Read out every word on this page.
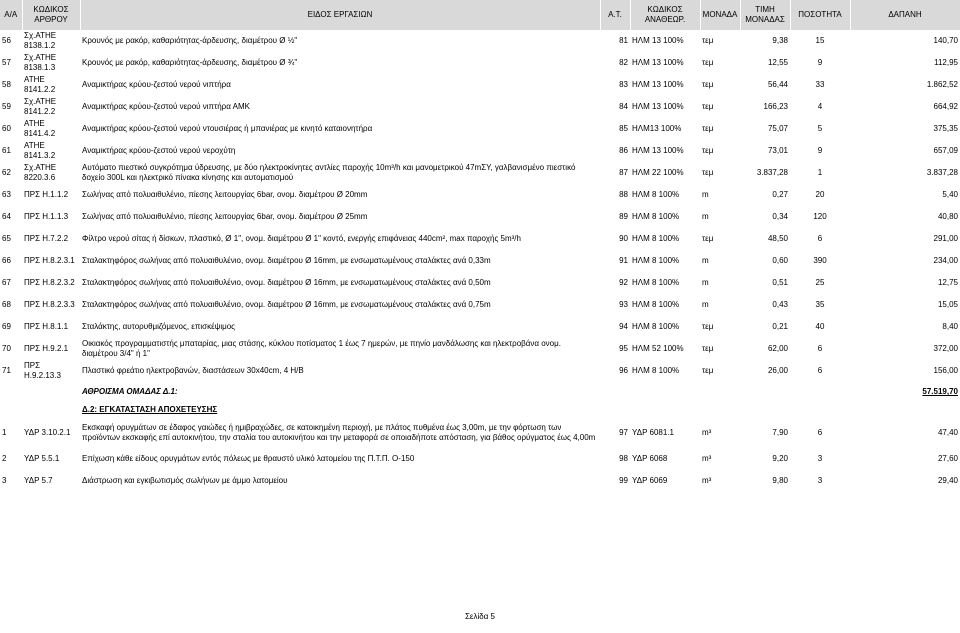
Α/Α	ΚΩΔΙΚΟΣ ΑΡΘΡΟΥ	ΕΙΔΟΣ ΕΡΓΑΣΙΩΝ	Α.Τ.	ΚΩΔΙΚΟΣ ΑΝΑΘΕΩΡ.	ΜΟΝΑΔΑ	ΤΙΜΗ ΜΟΝΑΔΑΣ	ΠΟΣΟΤΗΤΑ	ΔΑΠΑΝΗ
56	Σχ.ΑΤΗΕ 8138.1.2	Κρουνός με ρακόρ, καθαριότητας-άρδευσης, διαμέτρου Ø ½"	81	ΗΛΜ 13 100%	τεμ	9,38	15	140,70
57	Σχ.ΑΤΗΕ 8138.1.3	Κρουνός με ρακόρ, καθαριότητας-άρδευσης, διαμέτρου Ø ¾"	82	ΗΛΜ 13 100%	τεμ	12,55	9	112,95
58	ΑΤΗΕ 8141.2.2	Αναμικτήρας κρύου-ζεστού νερού νιπτήρα	83	ΗΛΜ 13 100%	τεμ	56,44	33	1.862,52
59	Σχ.ΑΤΗΕ 8141.2.2	Αναμικτήρας κρύου-ζεστού νερού νιπτήρα ΑΜΚ	84	ΗΛΜ 13 100%	τεμ	166,23	4	664,92
60	ΑΤΗΕ 8141.4.2	Αναμικτήρας κρύου-ζεστού νερού ντουσιέρας ή μπανιέρας με κινητό καταιονητήρα	85	ΗΛΜ13 100%	τεμ	75,07	5	375,35
61	ΑΤΗΕ 8141.3.2	Αναμικτήρας κρύου-ζεστού νερού νεροχύτη	86	ΗΛΜ 13 100%	τεμ	73,01	9	657,09
62	Σχ.ΑΤΗΕ 8220.3.6	Αυτόματο πιεστικό συγκρότημα ύδρευσης, με δύο ηλεκτροκίνητες αντλίες παροχής 10m³/h και μανομετρικού 47mΣΥ, γαλβανισμένο πιεστικό δοχείο 300L και ηλεκτρικό πίνακα κίνησης και αυτοματισμού	87	ΗΛΜ 22 100%	τεμ	3.837,28	1	3.837,28
63	ΠΡΣ Η.1.1.2	Σωλήνας από πολυαιθυλένιο, πίεσης λειτουργίας 6bar, ονομ. διαμέτρου Ø 20mm	88	ΗΛΜ 8 100%	m	0,27	20	5,40
64	ΠΡΣ Η.1.1.3	Σωλήνας από πολυαιθυλένιο, πίεσης λειτουργίας 6bar, ονομ. διαμέτρου Ø 25mm	89	ΗΛΜ 8 100%	m	0,34	120	40,80
65	ΠΡΣ Η.7.2.2	Φίλτρο νερού σίτας ή δίσκων, πλαστικό, Ø 1", ονομ. διαμέτρου Ø 1" κοντό, ενεργής επιφάνειας 440cm², max παροχής 5m³/h	90	ΗΛΜ 8 100%	τεμ	48,50	6	291,00
66	ΠΡΣ Η.8.2.3.1	Σταλακτηφόρος σωλήνας από πολυαιθυλένιο, ονομ. διαμέτρου Ø 16mm, με ενσωματωμένους σταλάκτες ανά 0,33m	91	ΗΛΜ 8 100%	m	0,60	390	234,00
67	ΠΡΣ Η.8.2.3.2	Σταλακτηφόρος σωλήνας από πολυαιθυλένιο, ονομ. διαμέτρου Ø 16mm, με ενσωματωμένους σταλάκτες ανά 0,50m	92	ΗΛΜ 8 100%	m	0,51	25	12,75
68	ΠΡΣ Η.8.2.3.3	Σταλακτηφόρος σωλήνας από πολυαιθυλένιο, ονομ. διαμέτρου Ø 16mm, με ενσωματωμένους σταλάκτες ανά 0,75m	93	ΗΛΜ 8 100%	m	0,43	35	15,05
69	ΠΡΣ Η.8.1.1	Σταλάκτης, αυτορυθμιζόμενος, επισκέψιμος	94	ΗΛΜ 8 100%	τεμ	0,21	40	8,40
70	ΠΡΣ Η.9.2.1	Οικιακός προγραμματιστής μπαταρίας, μιας στάσης, κύκλου ποτίσματος 1 έως 7 ημερών, με πηνίο μανδάλωσης και ηλεκτροβάνα ονομ. διαμέτρου 3/4" ή 1"	95	ΗΛΜ 52 100%	τεμ	62,00	6	372,00
71	ΠΡΣ Η.9.2.13.3	Πλαστικό φρεάτιο ηλεκτροβανών, διαστάσεων 30x40cm, 4 H/B	96	ΗΛΜ 8 100%	τεμ	26,00	6	156,00
		ΑΘΡΟΙΣΜΑ ΟΜΑΔΑΣ Δ.1:						57.519,70
		Δ.2: ΕΓΚΑΤΑΣΤΑΣΗ ΑΠΟΧΕΤΕΥΣΗΣ						
1	ΥΔΡ 3.10.2.1	Εκσκαφή ορυγμάτων σε έδαφος γαιώδες ή ημιβραχώδες, σε κατοικημένη περιοχή, με πλάτος πυθμένα έως 3,00m, με την φόρτωση των προϊόντων εκσκαφής επί αυτοκινήτου, την σταλία του αυτοκινήτου και την μεταφορά σε οποιαδήποτε απόσταση, για βάθος ορύγματος έως 4,00m	97	ΥΔΡ 6081.1	m³	7,90	6	47,40
2	ΥΔΡ 5.5.1	Επίχωση κάθε είδους ορυγμάτων εντός πόλεως με θραυστό υλικό λατομείου της Π.Τ.Π. Ο-150	98	ΥΔΡ 6068	m³	9,20	3	27,60
3	ΥΔΡ 5.7	Διάστρωση και εγκιβωτισμός σωλήνων με άμμο λατομείου	99	ΥΔΡ 6069	m³	9,80	3	29,40
Σελίδα 5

* * * *

§ **Exercise description**: Check each line in the records for the word "πίεσης" and say how many have it, with nothing else.

§ **Task solution**: 2